* BEGIN *

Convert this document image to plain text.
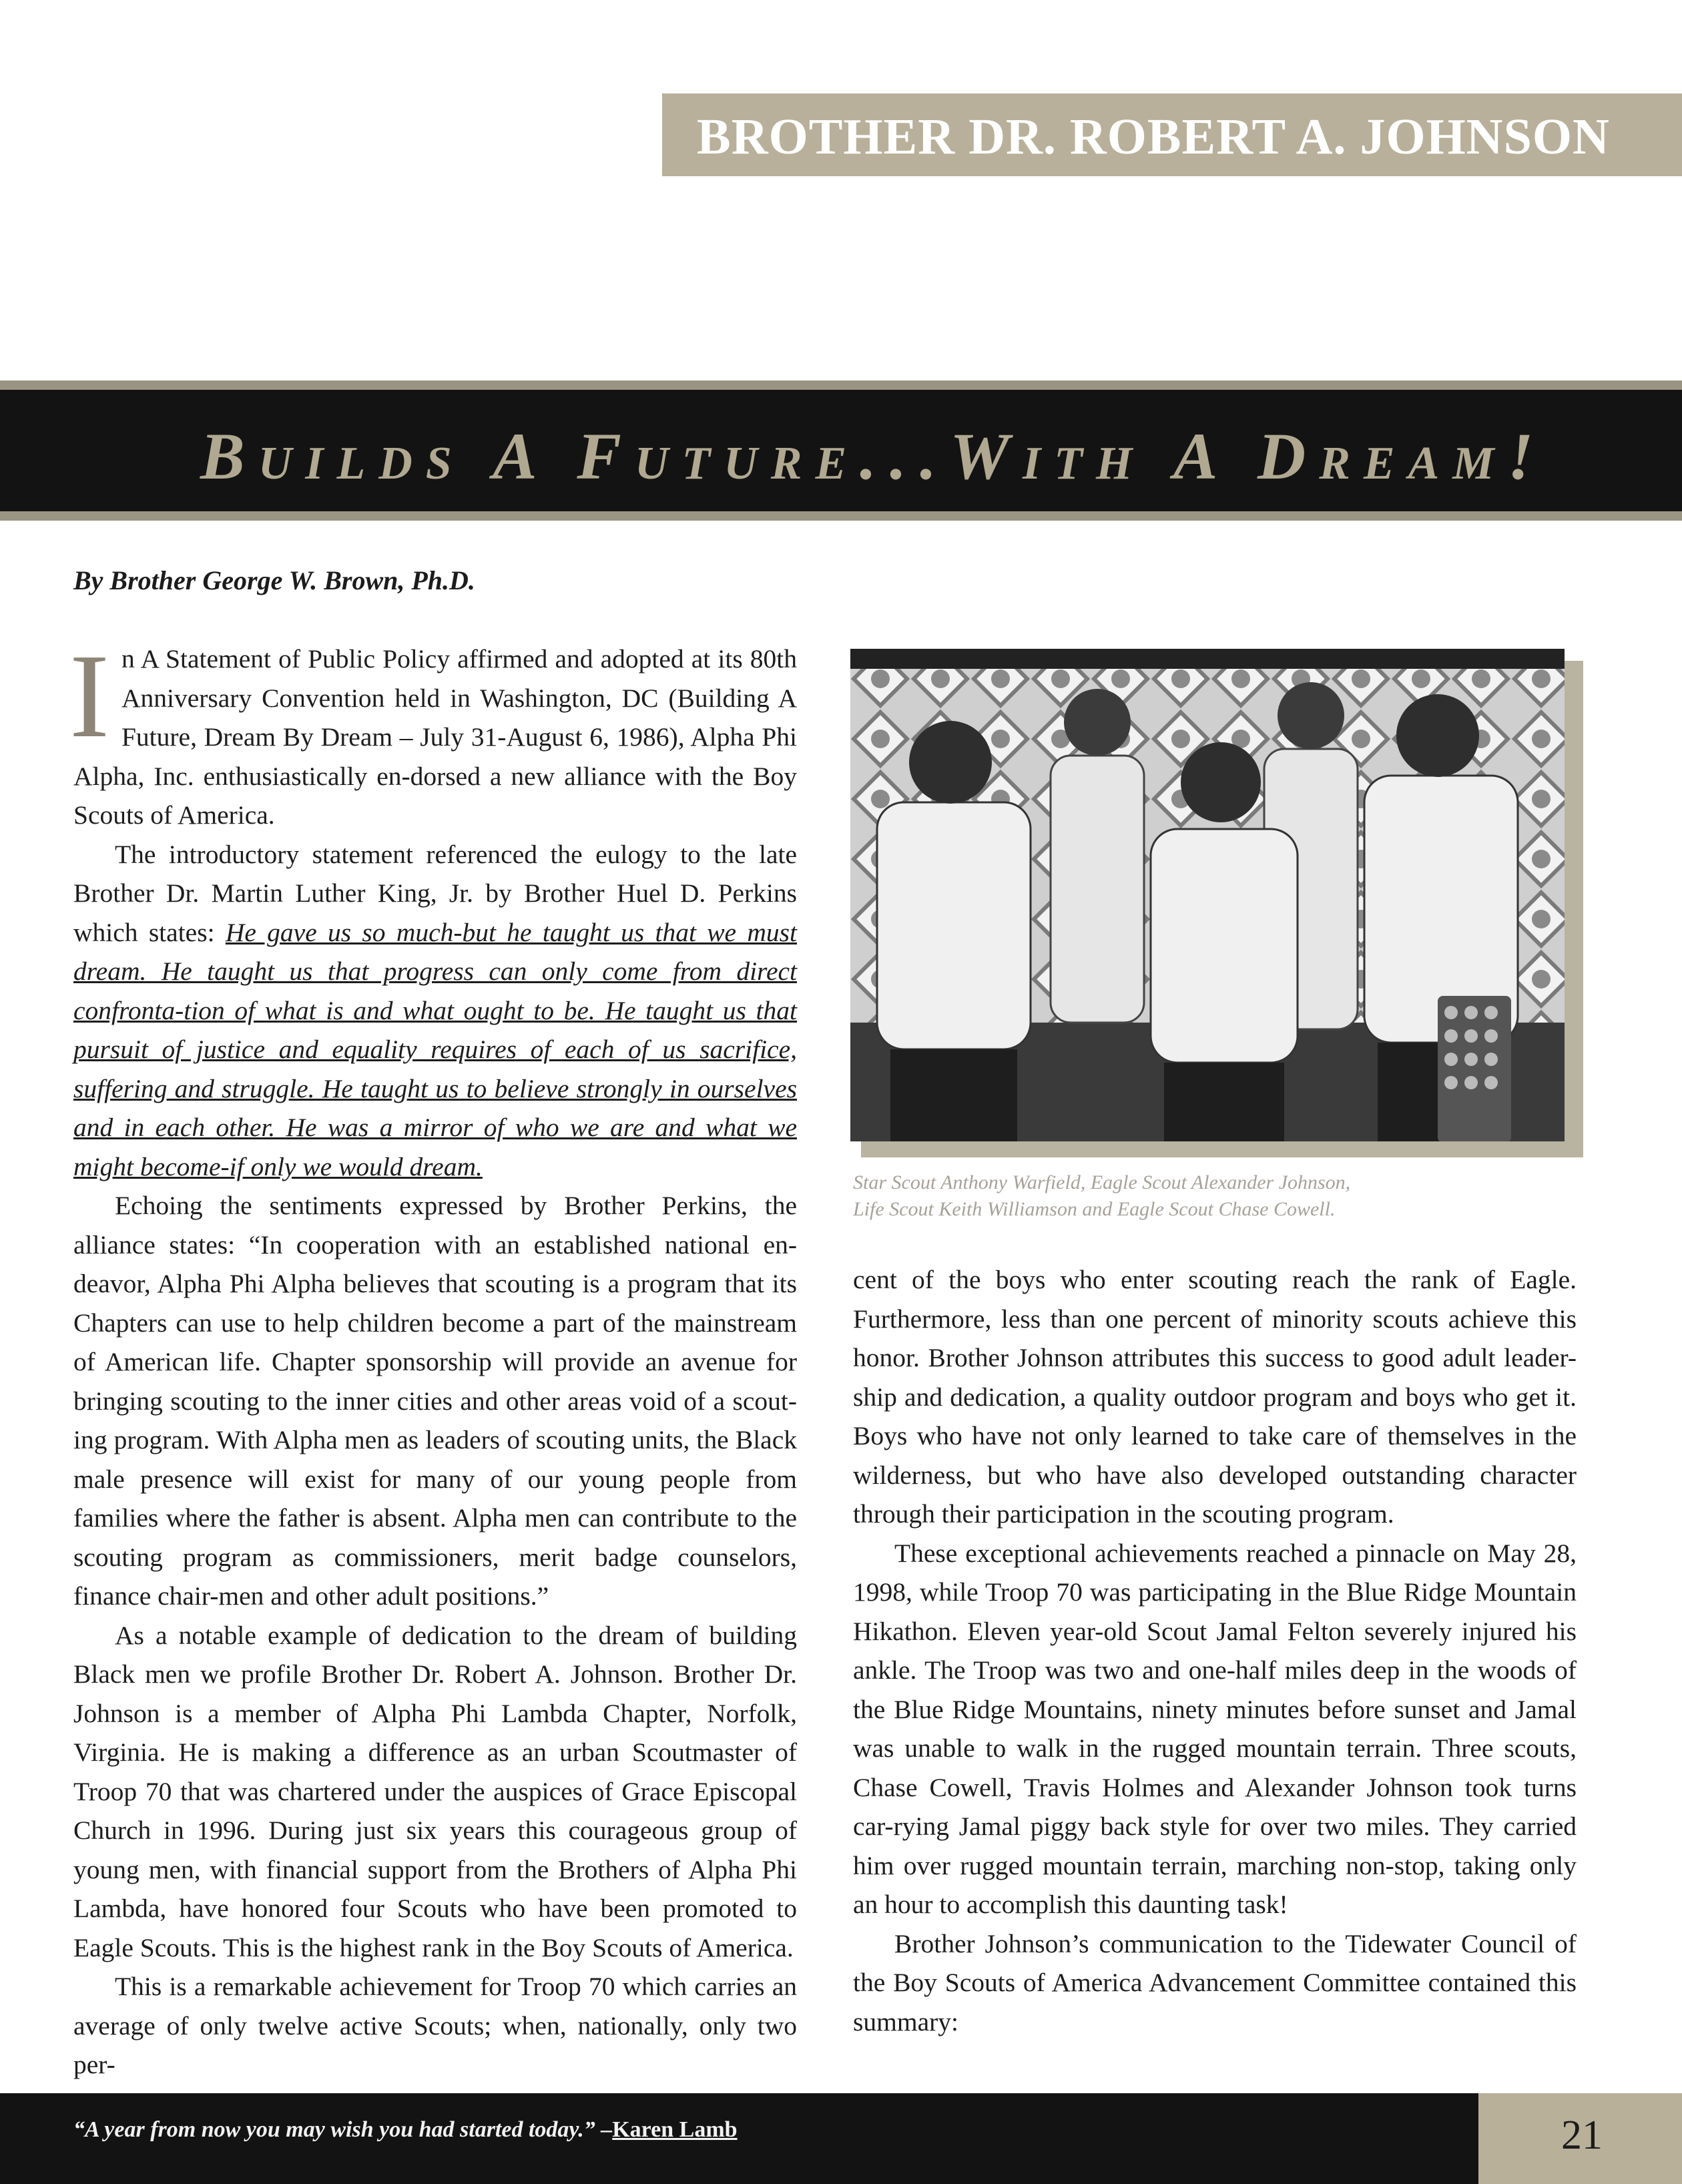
BROTHER DR. ROBERT A. JOHNSON
Builds A Future...With A Dream!
By Brother George W. Brown, Ph.D.

In A Statement of Public Policy affirmed and adopted at its 80th Anniversary Convention held in Washington, DC (Building A Future, Dream By Dream – July 31-August 6, 1986), Alpha Phi Alpha, Inc. enthusiastically en-dorsed a new alliance with the Boy Scouts of America.

The introductory statement referenced the eulogy to the late Brother Dr. Martin Luther King, Jr. by Brother Huel D. Perkins which states: He gave us so much-but he taught us that we must dream. He taught us that progress can only come from direct confronta-tion of what is and what ought to be. He taught us that pursuit of justice and equality requires of each of us sacrifice, suffering and struggle. He taught us to believe strongly in ourselves and in each other. He was a mirror of who we are and what we might become-if only we would dream.

Echoing the sentiments expressed by Brother Perkins, the alliance states: “In cooperation with an established national en-deavor, Alpha Phi Alpha believes that scouting is a program that its Chapters can use to help children become a part of the mainstream of American life. Chapter sponsorship will provide an avenue for bringing scouting to the inner cities and other areas void of a scout-ing program. With Alpha men as leaders of scouting units, the Black male presence will exist for many of our young people from families where the father is absent. Alpha men can contribute to the scouting program as commissioners, merit badge counselors, finance chair-men and other adult positions.”

As a notable example of dedication to the dream of building Black men we profile Brother Dr. Robert A. Johnson. Brother Dr. Johnson is a member of Alpha Phi Lambda Chapter, Norfolk, Virginia. He is making a difference as an urban Scoutmaster of Troop 70 that was chartered under the auspices of Grace Episcopal Church in 1996. During just six years this courageous group of young men, with financial support from the Brothers of Alpha Phi Lambda, have honored four Scouts who have been promoted to Eagle Scouts. This is the highest rank in the Boy Scouts of America.

This is a remarkable achievement for Troop 70 which carries an average of only twelve active Scouts; when, nationally, only two per-

Star Scout Anthony Warfield, Eagle Scout Alexander Johnson,
Life Scout Keith Williamson and Eagle Scout Chase Cowell.

cent of the boys who enter scouting reach the rank of Eagle. Furthermore, less than one percent of minority scouts achieve this honor. Brother Johnson attributes this success to good adult leader-ship and dedication, a quality outdoor program and boys who get it. Boys who have not only learned to take care of themselves in the wilderness, but who have also developed outstanding character through their participation in the scouting program.

These exceptional achievements reached a pinnacle on May 28, 1998, while Troop 70 was participating in the Blue Ridge Mountain Hikathon. Eleven year-old Scout Jamal Felton severely injured his ankle. The Troop was two and one-half miles deep in the woods of the Blue Ridge Mountains, ninety minutes before sunset and Jamal was unable to walk in the rugged mountain terrain. Three scouts, Chase Cowell, Travis Holmes and Alexander Johnson took turns car-rying Jamal piggy back style for over two miles. They carried him over rugged mountain terrain, marching non-stop, taking only an hour to accomplish this daunting task!

Brother Johnson’s communication to the Tidewater Council of the Boy Scouts of America Advancement Committee contained this summary:

“A year from now you may wish you had started today.” –Karen Lamb	21
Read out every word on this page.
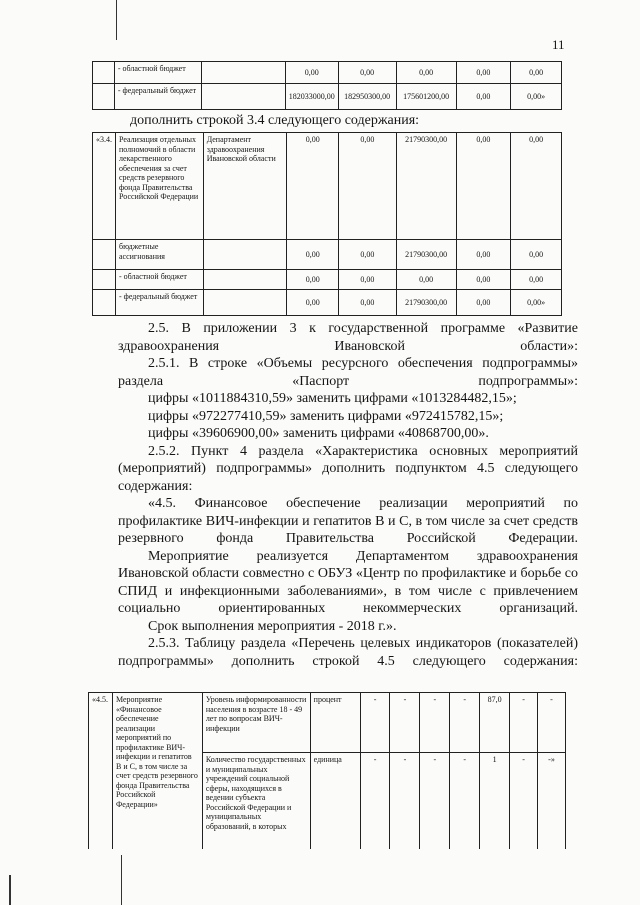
11
	- областной бюджет		0,00	0,00	0,00	0,00	0,00
	- федеральный бюджет		182033000,00	182950300,00	175601200,00	0,00	0,00»
дополнить строкой 3.4 следующего содержания:
«3.4.	Реализация отдельных полномочий в области лекарственного обеспечения за счет средств резервного фонда Правительства Российской Федерации	Департамент здравоохранения Ивановской области	0,00	0,00	21790300,00	0,00	0,00
	бюджетные ассигнования		0,00	0,00	21790300,00	0,00	0,00
	- областной бюджет		0,00	0,00	0,00	0,00	0,00
	- федеральный бюджет		0,00	0,00	21790300,00	0,00	0,00»

2.5. В приложении 3 к государственной программе «Развитие здравоохранения Ивановской области»:

2.5.1. В строке «Объемы ресурсного обеспечения подпрограммы» раздела «Паспорт подпрограммы»:

цифры «1011884310,59» заменить цифрами «1013284482,15»;

цифры «972277410,59» заменить цифрами «972415782,15»;

цифры «39606900,00» заменить цифрами «40868700,00».

2.5.2. Пункт 4 раздела «Характеристика основных мероприятий (мероприятий) подпрограммы» дополнить подпунктом 4.5 следующего содержания:

«4.5. Финансовое обеспечение реализации мероприятий по профилактике ВИЧ-инфекции и гепатитов В и С, в том числе за счет средств резервного фонда Правительства Российской Федерации.

Мероприятие реализуется Департаментом здравоохранения Ивановской области совместно с ОБУЗ «Центр по профилактике и борьбе со СПИД и инфекционными заболеваниями», в том числе с привлечением социально ориентированных некоммерческих организаций.

Срок выполнения мероприятия - 2018 г.».

2.5.3. Таблицу раздела «Перечень целевых индикаторов (показателей) подпрограммы» дополнить строкой 4.5 следующего содержания:

«4.5.	Мероприятие «Финансовое обеспечение реализации мероприятий по профилактике ВИЧ-инфекции и гепатитов В и С, в том числе за счет средств резервного фонда Правительства Российской Федерации»	Уровень информированности населения в возрасте 18 - 49 лет по вопросам ВИЧ-инфекции	процент	-	-	-	-	87,0	-	-
		Количество государственных и муниципальных учреждений социальной сферы, находящихся в ведении субъекта Российской Федерации и муниципальных образований, в которых	единица	-	-	-	-	1	-	-»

* END *

# Work to be completed
Copy every single line of the material above that holds "обеспечение".

# Response to this exercise
«4.5. Финансовое обеспечение реализации мероприятий по профилактике ВИЧ-инфекции и гепатитов В и С, в том числе за счет средств резервного фонда Правительства Российской Федерации.
«4.5.	Мероприятие «Финансовое обеспечение реализации мероприятий по профилактике ВИЧ-инфекции и гепатитов В и С, в том числе за счет средств резервного фонда Правительства Российской Федерации»	Уровень информированности населения в возрасте 18 - 49 лет по вопросам ВИЧ-инфекции	процент	-	-	-	-	87,0	-	-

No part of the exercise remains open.